### WHAT IS NEEDED
Which lines hold the word "JSON"? Copy each of them.
#### EXERCISE INPUT
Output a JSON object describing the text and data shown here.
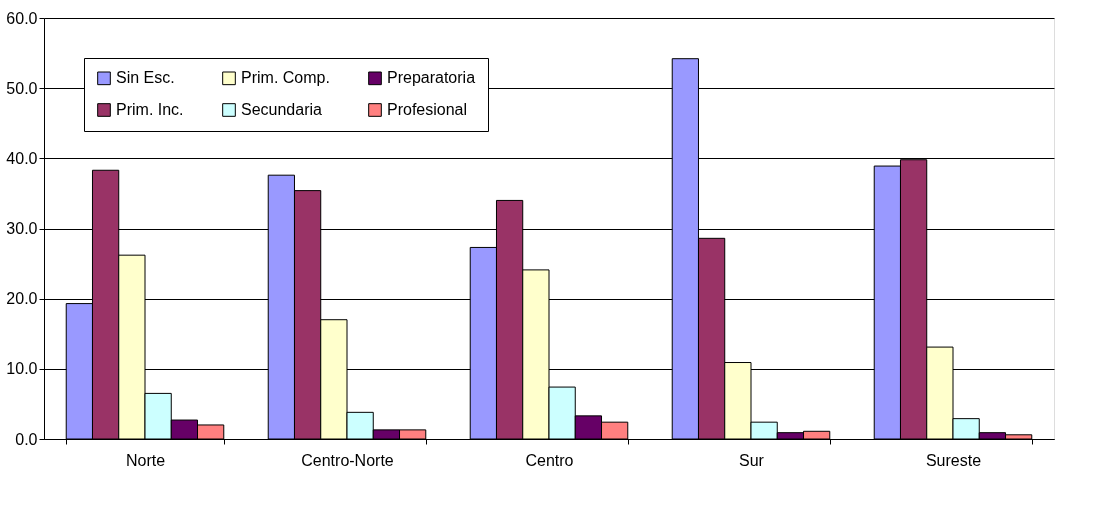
{
  "chart_data": {
    "type": "bar",
    "categories": [
      "Norte",
      "Centro-Norte",
      "Centro",
      "Sur",
      "Sureste"
    ],
    "series": [
      {
        "name": "Sin Esc.",
        "color": "#9999ff",
        "values": [
          19.3,
          37.6,
          27.3,
          54.2,
          38.9
        ]
      },
      {
        "name": "Prim. Inc.",
        "color": "#993366",
        "values": [
          38.3,
          35.4,
          34.0,
          28.6,
          39.8
        ]
      },
      {
        "name": "Prim. Comp.",
        "color": "#ffffcc",
        "values": [
          26.2,
          17.0,
          24.1,
          10.9,
          13.1
        ]
      },
      {
        "name": "Secundaria",
        "color": "#ccffff",
        "values": [
          6.5,
          3.8,
          7.4,
          2.4,
          2.9
        ]
      },
      {
        "name": "Preparatoria",
        "color": "#660066",
        "values": [
          2.7,
          1.3,
          3.3,
          0.9,
          0.9
        ]
      },
      {
        "name": "Profesional",
        "color": "#ff8080",
        "values": [
          2.0,
          1.3,
          2.4,
          1.1,
          0.6
        ]
      }
    ],
    "ylim": [
      0,
      60
    ],
    "yticks": [
      {
        "value": 0,
        "label": "0.0"
      },
      {
        "value": 10,
        "label": "10.0"
      },
      {
        "value": 20,
        "label": "20.0"
      },
      {
        "value": 30,
        "label": "30.0"
      },
      {
        "value": 40,
        "label": "40.0"
      },
      {
        "value": 50,
        "label": "50.0"
      },
      {
        "value": 60,
        "label": "60.0"
      }
    ],
    "grid": "y",
    "legend": "top left"
  }
}
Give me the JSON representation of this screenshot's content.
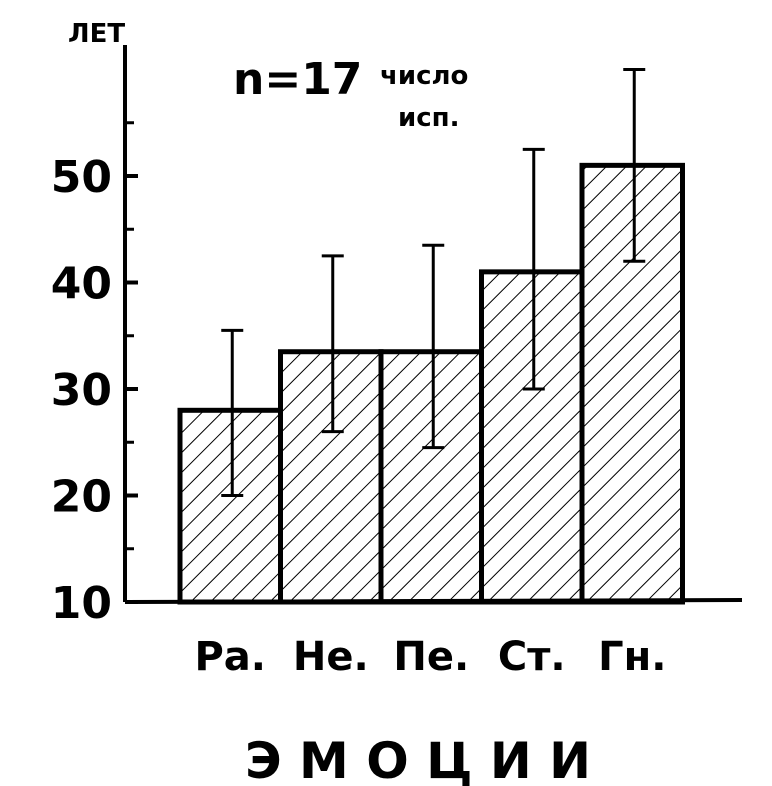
{
  "chart_data": {
    "type": "bar",
    "ylabel": "ЛЕТ",
    "xlabel": "Э М О Ц И И",
    "annotation": {
      "main": "n=17",
      "sub_line1": "число",
      "sub_line2": "исп."
    },
    "categories": [
      "Ра.",
      "Не.",
      "Пе.",
      "Ст.",
      "Гн."
    ],
    "values": [
      28,
      33.5,
      33.5,
      41,
      51
    ],
    "error_high": [
      35.5,
      42.5,
      43.5,
      52.5,
      60
    ],
    "error_low": [
      20,
      26,
      24.5,
      30,
      42
    ],
    "ylim": [
      10,
      60
    ],
    "yticks": [
      10,
      20,
      30,
      40,
      50
    ],
    "ytick_labels": [
      "10",
      "20",
      "30",
      "40",
      "50"
    ],
    "grid": false,
    "bar_pattern": "diagonal-hatch",
    "color": "#000000"
  }
}
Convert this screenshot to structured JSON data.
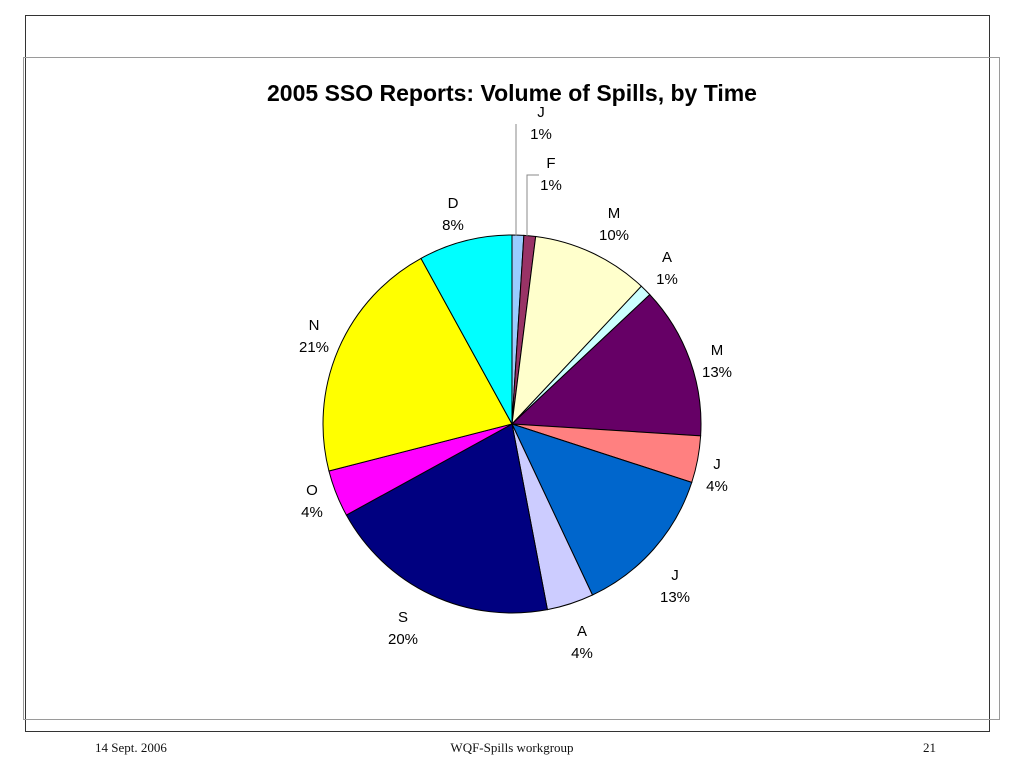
{
  "footer": {
    "date": "14 Sept. 2006",
    "center": "WQF-Spills workgroup",
    "page": "21"
  },
  "chart_data": {
    "type": "pie",
    "title": "2005 SSO Reports: Volume of Spills, by Time",
    "slices": [
      {
        "label": "J",
        "value": 1,
        "pct_label": "1%",
        "color": "#99ccff"
      },
      {
        "label": "F",
        "value": 1,
        "pct_label": "1%",
        "color": "#993366"
      },
      {
        "label": "M",
        "value": 10,
        "pct_label": "10%",
        "color": "#ffffcc"
      },
      {
        "label": "A",
        "value": 1,
        "pct_label": "1%",
        "color": "#ccffff"
      },
      {
        "label": "M",
        "value": 13,
        "pct_label": "13%",
        "color": "#660066"
      },
      {
        "label": "J",
        "value": 4,
        "pct_label": "4%",
        "color": "#ff8080"
      },
      {
        "label": "J",
        "value": 13,
        "pct_label": "13%",
        "color": "#0066cc"
      },
      {
        "label": "A",
        "value": 4,
        "pct_label": "4%",
        "color": "#ccccff"
      },
      {
        "label": "S",
        "value": 20,
        "pct_label": "20%",
        "color": "#000080"
      },
      {
        "label": "O",
        "value": 4,
        "pct_label": "4%",
        "color": "#ff00ff"
      },
      {
        "label": "N",
        "value": 21,
        "pct_label": "21%",
        "color": "#ffff00"
      },
      {
        "label": "D",
        "value": 8,
        "pct_label": "8%",
        "color": "#00ffff"
      }
    ],
    "legend": "none"
  }
}
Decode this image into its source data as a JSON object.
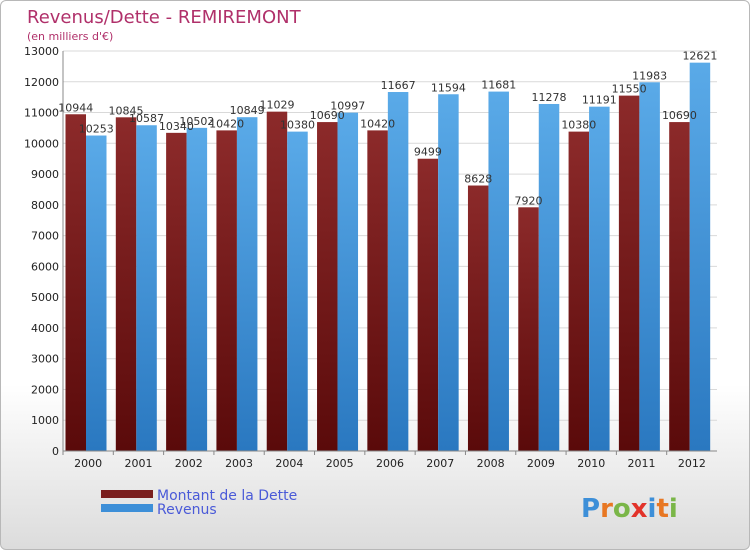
{
  "chart_data": {
    "type": "bar",
    "title": "Revenus/Dette - REMIREMONT",
    "subtitle": "(en milliers d'€)",
    "categories": [
      "2000",
      "2001",
      "2002",
      "2003",
      "2004",
      "2005",
      "2006",
      "2007",
      "2008",
      "2009",
      "2010",
      "2011",
      "2012"
    ],
    "series": [
      {
        "name": "Montant de la Dette",
        "color": "#7a1e1e",
        "values": [
          10944,
          10845,
          10340,
          10420,
          11029,
          10690,
          10420,
          9499,
          8628,
          7920,
          10380,
          11550,
          10690
        ],
        "labels": [
          "10944",
          "10845",
          "10340",
          "10420",
          "11029",
          "10690",
          "10420",
          "9499",
          "8628",
          "7920",
          "10380",
          "11550",
          "10690"
        ]
      },
      {
        "name": "Revenus",
        "color": "#3d8fd8",
        "values": [
          10253,
          10587,
          10502,
          10849,
          10380,
          10997,
          11667,
          11594,
          11681,
          11278,
          11191,
          11983,
          12621
        ],
        "labels": [
          "10253",
          "10587",
          "10502",
          "10849",
          "10380",
          "10997",
          "11667",
          "11594",
          "11681",
          "11278",
          "11191",
          "11983",
          "12621"
        ]
      }
    ],
    "yticks": [
      "0",
      "1000",
      "2000",
      "3000",
      "4000",
      "5000",
      "6000",
      "7000",
      "8000",
      "9000",
      "10000",
      "11000",
      "12000",
      "13000"
    ],
    "ylim": [
      0,
      13000
    ],
    "grid": true,
    "legend_position": "bottom-left"
  },
  "logo": {
    "text": "Proxiti",
    "letter_colors": [
      "#3d8fd8",
      "#e87722",
      "#7ab648",
      "#e2332a",
      "#3d8fd8",
      "#e87722",
      "#7ab648"
    ]
  }
}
########
### SOLVED EXERCISE
Output a JSON object describing the text and data shown here.
Give me the JSON representation of this screenshot's content.
Convert this screenshot to structured JSON data.
Decode this image into its source data as a JSON object.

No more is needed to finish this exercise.